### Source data
--------

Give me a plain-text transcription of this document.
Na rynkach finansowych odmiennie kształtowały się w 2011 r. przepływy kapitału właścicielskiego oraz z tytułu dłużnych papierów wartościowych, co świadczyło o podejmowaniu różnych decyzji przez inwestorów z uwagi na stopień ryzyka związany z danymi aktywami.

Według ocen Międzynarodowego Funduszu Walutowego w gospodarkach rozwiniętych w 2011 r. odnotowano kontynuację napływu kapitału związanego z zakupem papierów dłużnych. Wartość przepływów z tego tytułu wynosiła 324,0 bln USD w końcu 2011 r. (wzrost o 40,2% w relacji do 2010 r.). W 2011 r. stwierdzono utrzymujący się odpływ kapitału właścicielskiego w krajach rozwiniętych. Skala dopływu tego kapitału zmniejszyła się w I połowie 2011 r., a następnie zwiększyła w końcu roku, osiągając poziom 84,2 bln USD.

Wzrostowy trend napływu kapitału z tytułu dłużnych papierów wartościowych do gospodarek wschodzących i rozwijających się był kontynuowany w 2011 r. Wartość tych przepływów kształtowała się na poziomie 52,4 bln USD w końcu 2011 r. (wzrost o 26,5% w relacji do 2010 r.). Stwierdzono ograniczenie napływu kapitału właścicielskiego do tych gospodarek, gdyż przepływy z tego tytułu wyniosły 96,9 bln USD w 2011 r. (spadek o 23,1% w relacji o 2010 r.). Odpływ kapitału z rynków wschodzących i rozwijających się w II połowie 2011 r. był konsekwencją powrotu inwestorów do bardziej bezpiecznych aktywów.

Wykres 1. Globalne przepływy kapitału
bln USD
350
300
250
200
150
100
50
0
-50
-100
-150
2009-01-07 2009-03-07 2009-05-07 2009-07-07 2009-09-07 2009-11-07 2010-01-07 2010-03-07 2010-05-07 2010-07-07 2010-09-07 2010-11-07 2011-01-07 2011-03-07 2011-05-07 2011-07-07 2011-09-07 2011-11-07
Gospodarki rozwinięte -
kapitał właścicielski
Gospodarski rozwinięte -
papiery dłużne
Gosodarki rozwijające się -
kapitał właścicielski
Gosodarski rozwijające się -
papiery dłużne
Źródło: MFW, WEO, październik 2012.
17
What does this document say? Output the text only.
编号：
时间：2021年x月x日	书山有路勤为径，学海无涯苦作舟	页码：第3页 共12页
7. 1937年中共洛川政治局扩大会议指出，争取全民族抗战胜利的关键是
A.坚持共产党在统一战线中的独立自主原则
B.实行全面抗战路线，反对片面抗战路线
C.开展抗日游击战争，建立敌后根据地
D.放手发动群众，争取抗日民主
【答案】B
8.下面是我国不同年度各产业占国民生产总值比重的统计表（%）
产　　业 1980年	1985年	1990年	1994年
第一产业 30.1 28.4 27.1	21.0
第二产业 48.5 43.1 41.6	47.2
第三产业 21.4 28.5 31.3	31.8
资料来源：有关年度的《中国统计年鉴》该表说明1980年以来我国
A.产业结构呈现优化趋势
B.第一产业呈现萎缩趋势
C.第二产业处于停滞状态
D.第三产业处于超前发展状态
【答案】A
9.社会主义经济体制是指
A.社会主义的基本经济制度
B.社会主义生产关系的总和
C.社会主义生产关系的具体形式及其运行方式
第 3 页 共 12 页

--------

### THE REQUEST
From the entries above, collect every line with the string "wartościowych" in it.

### FINAL ANSWER
Na rynkach finansowych odmiennie kształtowały się w 2011 r. przepływy kapitału właścicielskiego oraz z tytułu dłużnych papierów wartościowych, co świadczyło o podejmowaniu różnych decyzji przez inwestorów z uwagi na stopień ryzyka związany z danymi aktywami.
Wzrostowy trend napływu kapitału z tytułu dłużnych papierów wartościowych do gospodarek wschodzących i rozwijających się był kontynuowany w 2011 r. Wartość tych przepływów kształtowała się na poziomie 52,4 bln USD w końcu 2011 r. (wzrost o 26,5% w relacji do 2010 r.). Stwierdzono ograniczenie napływu kapitału właścicielskiego do tych gospodarek, gdyż przepływy z tego tytułu wyniosły 96,9 bln USD w 2011 r. (spadek o 23,1% w relacji o 2010 r.). Odpływ kapitału z rynków wschodzących i rozwijających się w II połowie 2011 r. był konsekwencją powrotu inwestorów do bardziej bezpiecznych aktywów.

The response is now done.